(Raw records)
+++++

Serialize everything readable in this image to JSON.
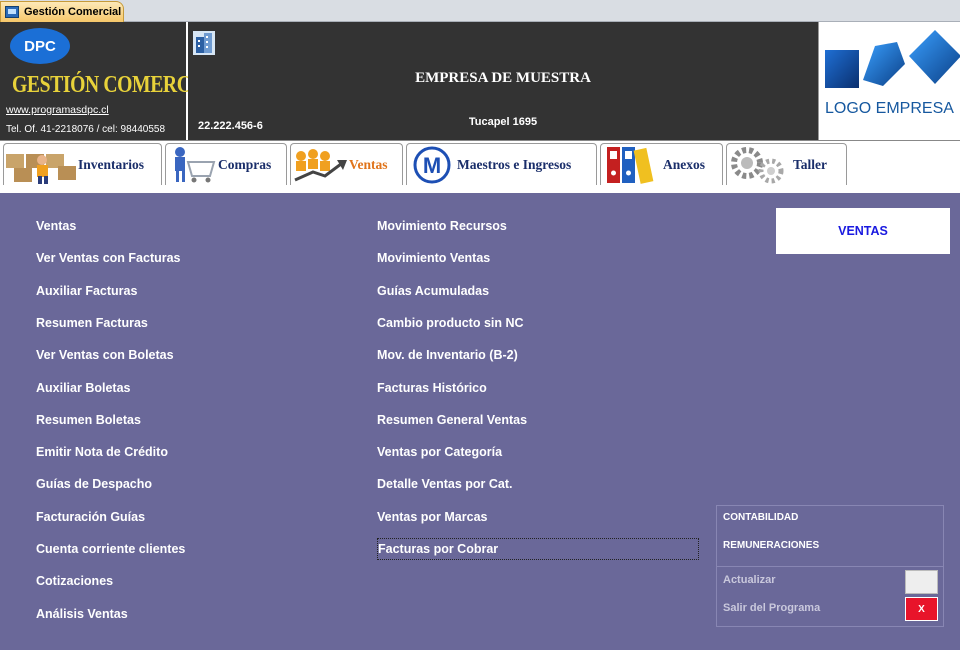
{
  "window": {
    "tab_title": "Gestión Comercial"
  },
  "brand": {
    "logo": "DPC",
    "title": "GESTIÓN COMERCIAL",
    "website": "www.programasdpc.cl",
    "phone": "Tel. Of. 41-2218076 / cel: 98440558"
  },
  "company": {
    "name": "EMPRESA DE MUESTRA",
    "rut": "22.222.456-6",
    "address": "Tucapel 1695",
    "logo_text": "LOGO EMPRESA"
  },
  "tabs": [
    {
      "label": "Inventarios",
      "icon": "warehouse-worker-icon"
    },
    {
      "label": "Compras",
      "icon": "shopping-cart-icon"
    },
    {
      "label": "Ventas",
      "icon": "sales-growth-icon",
      "active": true
    },
    {
      "label": "Maestros e Ingresos",
      "icon": "m-circle-icon"
    },
    {
      "label": "Anexos",
      "icon": "binders-icon"
    },
    {
      "label": "Taller",
      "icon": "gears-icon"
    }
  ],
  "menu_left": [
    "Ventas",
    "Ver Ventas con Facturas",
    "Auxiliar Facturas",
    "Resumen Facturas",
    "Ver Ventas con Boletas",
    "Auxiliar Boletas",
    "Resumen Boletas",
    "Emitir Nota de Crédito",
    "Guías de Despacho",
    "Facturación Guías",
    "Cuenta corriente clientes",
    "Cotizaciones",
    "Análisis Ventas"
  ],
  "menu_right": [
    "Movimiento Recursos",
    "Movimiento Ventas",
    "Guías Acumuladas",
    "Cambio producto sin NC",
    "Mov. de Inventario (B-2)",
    "Facturas Histórico",
    "Resumen General Ventas",
    "Ventas por Categoría",
    "Detalle Ventas por Cat.",
    "Ventas por Marcas",
    "Facturas  por Cobrar"
  ],
  "section_title": "VENTAS",
  "side_panel": {
    "contabilidad": "CONTABILIDAD",
    "remuneraciones": "REMUNERACIONES",
    "actualizar": "Actualizar",
    "salir": "Salir del Programa",
    "exit_button": "X"
  },
  "colors": {
    "main_bg": "#6a6899",
    "header_bg": "#333333",
    "brand_title": "#e8d23a",
    "active_tab": "#e0741b",
    "section_text": "#1a1ae0",
    "exit_button": "#e8142a"
  }
}
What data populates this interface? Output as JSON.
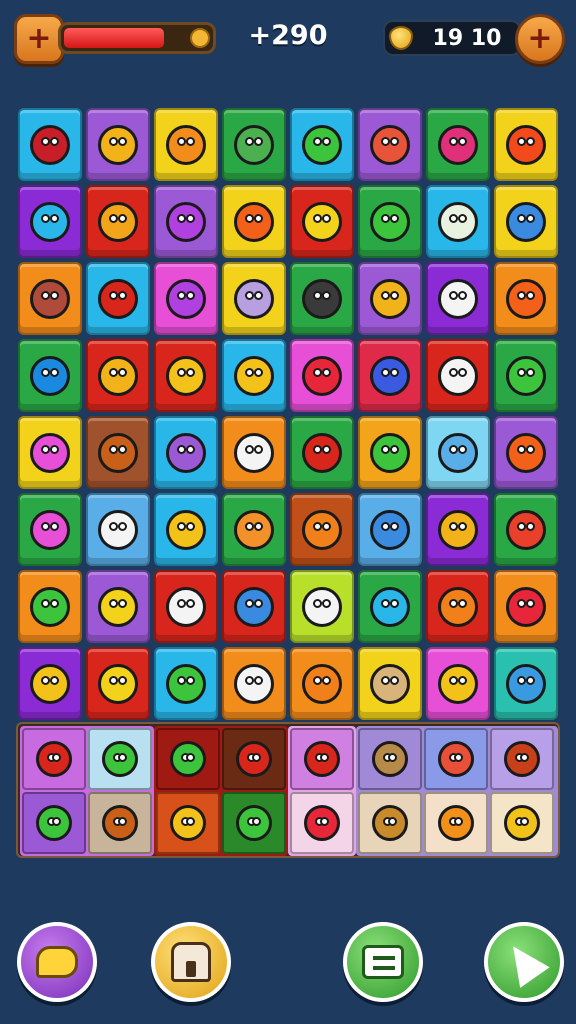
{
  "hud": {
    "health_fraction": 0.82,
    "score": "+290",
    "coins": "19 10",
    "icons": [
      "plus-icon",
      "coin-icon",
      "plus-icon"
    ]
  },
  "board": {
    "rows": 8,
    "cols": 8,
    "tile_colors": [
      [
        "#29b6e8",
        "#9b59d6",
        "#f2d21a",
        "#2aa845",
        "#29b6e8",
        "#9b59d6",
        "#2aa845",
        "#f2d21a"
      ],
      [
        "#8a2bd6",
        "#d8261c",
        "#9b59d6",
        "#f2d21a",
        "#d8261c",
        "#2aa845",
        "#29b6e8",
        "#f2d21a"
      ],
      [
        "#f28c1a",
        "#29b6e8",
        "#e64fd6",
        "#f2d21a",
        "#2aa845",
        "#9b59d6",
        "#8a2bd6",
        "#f28c1a"
      ],
      [
        "#2aa845",
        "#d8261c",
        "#d8261c",
        "#29b6e8",
        "#e64fd6",
        "#e02a4a",
        "#d8261c",
        "#2aa845"
      ],
      [
        "#f2d21a",
        "#a0522d",
        "#29b6e8",
        "#f28c1a",
        "#2aa845",
        "#f2a41a",
        "#7fd6f2",
        "#9b59d6"
      ],
      [
        "#2aa845",
        "#5aaee8",
        "#29b6e8",
        "#2aa845",
        "#c0501a",
        "#5aaee8",
        "#8a2bd6",
        "#2aa845"
      ],
      [
        "#f28c1a",
        "#9b59d6",
        "#d8261c",
        "#d8261c",
        "#b8e02a",
        "#2aa845",
        "#d8261c",
        "#f28c1a"
      ],
      [
        "#8a2bd6",
        "#d8261c",
        "#29b6e8",
        "#f28c1a",
        "#f28c1a",
        "#f2d21a",
        "#e64fd6",
        "#2ac0b0"
      ]
    ],
    "creature_colors": [
      [
        "#c81e2a",
        "#f2b21a",
        "#f28c1a",
        "#4caf50",
        "#3cc43c",
        "#e8543a",
        "#e0307a",
        "#f24a1a"
      ],
      [
        "#29b6e8",
        "#f2a41a",
        "#b040e0",
        "#f2601a",
        "#f2d21a",
        "#3cc43c",
        "#e8f2e0",
        "#3a8ae0"
      ],
      [
        "#b04a3a",
        "#d8261c",
        "#b040e0",
        "#b8a0e0",
        "#3a3a3a",
        "#f2b21a",
        "#f4f4f4",
        "#f2601a"
      ],
      [
        "#1a8ae0",
        "#f2b21a",
        "#f2c21a",
        "#f2c21a",
        "#e8263a",
        "#3a5ae0",
        "#f4f4f4",
        "#3cc43c"
      ],
      [
        "#e64fd6",
        "#c8601a",
        "#9b59d6",
        "#f4f4f4",
        "#d8261c",
        "#3cc43c",
        "#5aaee8",
        "#f2601a"
      ],
      [
        "#e64fd6",
        "#f4f4f4",
        "#f2c21a",
        "#f2902a",
        "#f2801a",
        "#3a8ae0",
        "#f2b21a",
        "#e8402a"
      ],
      [
        "#3cc43c",
        "#f2d21a",
        "#f4f4f4",
        "#3a8ae0",
        "#f4f4f4",
        "#29b6e8",
        "#f2801a",
        "#e8263a"
      ],
      [
        "#f2c21a",
        "#f2d21a",
        "#3cc43c",
        "#f4f4f4",
        "#f2801a",
        "#d8b47a",
        "#f2c21a",
        "#3a9ae0"
      ]
    ]
  },
  "tray": {
    "groups": [
      {
        "bg": "#c86ae0",
        "slots": [
          {
            "bg": "#c86ae0",
            "creature": "#d8261c"
          },
          {
            "bg": "#b8e0f0",
            "creature": "#3cc43c"
          },
          {
            "bg": "#9b59d6",
            "creature": "#3cc43c"
          },
          {
            "bg": "#c8b49a",
            "creature": "#c8601a"
          }
        ]
      },
      {
        "bg": "#a01a14",
        "slots": [
          {
            "bg": "#a01a14",
            "creature": "#3cc43c"
          },
          {
            "bg": "#6a2a14",
            "creature": "#d8261c"
          },
          {
            "bg": "#d8501a",
            "creature": "#f2c21a"
          },
          {
            "bg": "#2a8a2a",
            "creature": "#3cc43c"
          }
        ]
      },
      {
        "bg": "#e8a0e8",
        "slots": [
          {
            "bg": "#d080e0",
            "creature": "#d8261c"
          },
          {
            "bg": "#f4d4e8",
            "creature": "#e8263a"
          }
        ]
      },
      {
        "bg": "#a08ad8",
        "slots": [
          {
            "bg": "#a08ad8",
            "creature": "#b88a4a"
          },
          {
            "bg": "#8a9ae8",
            "creature": "#e8503a"
          },
          {
            "bg": "#b8a0e8",
            "creature": "#c8401a"
          },
          {
            "bg": "#e8d4b8",
            "creature": "#c88a2a"
          },
          {
            "bg": "#f4e0c8",
            "creature": "#f2901a"
          },
          {
            "bg": "#f4e4c8",
            "creature": "#f2c21a"
          }
        ]
      }
    ]
  },
  "buttons": [
    {
      "name": "chat-button",
      "icon": "chat-bubble-icon"
    },
    {
      "name": "shop-button",
      "icon": "shop-icon"
    },
    {
      "name": "menu-button",
      "icon": "menu-icon"
    },
    {
      "name": "play-button",
      "icon": "arrow-icon"
    }
  ]
}
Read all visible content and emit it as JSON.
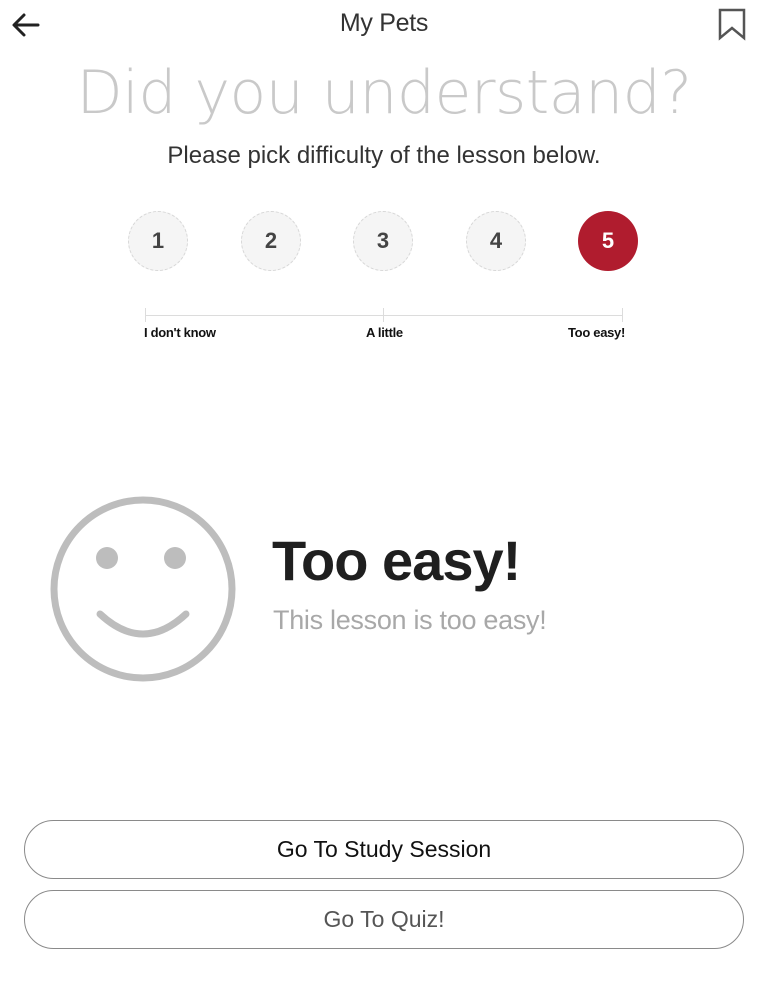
{
  "header": {
    "title": "My Pets",
    "back_icon": "arrow-left-icon",
    "bookmark_icon": "bookmark-icon"
  },
  "question": {
    "headline": "Did you understand?",
    "instruction": "Please pick difficulty of the lesson below."
  },
  "rating": {
    "options": [
      "1",
      "2",
      "3",
      "4",
      "5"
    ],
    "selected": "5",
    "selected_color": "#b01c2e",
    "scale_labels": {
      "low": "I don't know",
      "mid": "A little",
      "high": "Too easy!"
    }
  },
  "result": {
    "icon": "smiley-face-icon",
    "title": "Too easy!",
    "description": "This lesson is too easy!"
  },
  "actions": {
    "study_label": "Go To Study Session",
    "quiz_label": "Go To Quiz!"
  }
}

+++++

_Instructions for the task_
Extract only the lines from the line containing "Read all visible content and emit it as JSON." through the final line of the records; keep both ends and drop every picture.

_Solution for this exercise_
Read all visible content and emit it as JSON.
{
  "header": {
    "title": "My Pets",
    "back_icon": "arrow-left-icon",
    "bookmark_icon": "bookmark-icon"
  },
  "question": {
    "headline": "Did you understand?",
    "instruction": "Please pick difficulty of the lesson below."
  },
  "rating": {
    "options": [
      "1",
      "2",
      "3",
      "4",
      "5"
    ],
    "selected": "5",
    "selected_color": "#b01c2e",
    "scale_labels": {
      "low": "I don't know",
      "mid": "A little",
      "high": "Too easy!"
    }
  },
  "result": {
    "icon": "smiley-face-icon",
    "title": "Too easy!",
    "description": "This lesson is too easy!"
  },
  "actions": {
    "study_label": "Go To Study Session",
    "quiz_label": "Go To Quiz!"
  }
}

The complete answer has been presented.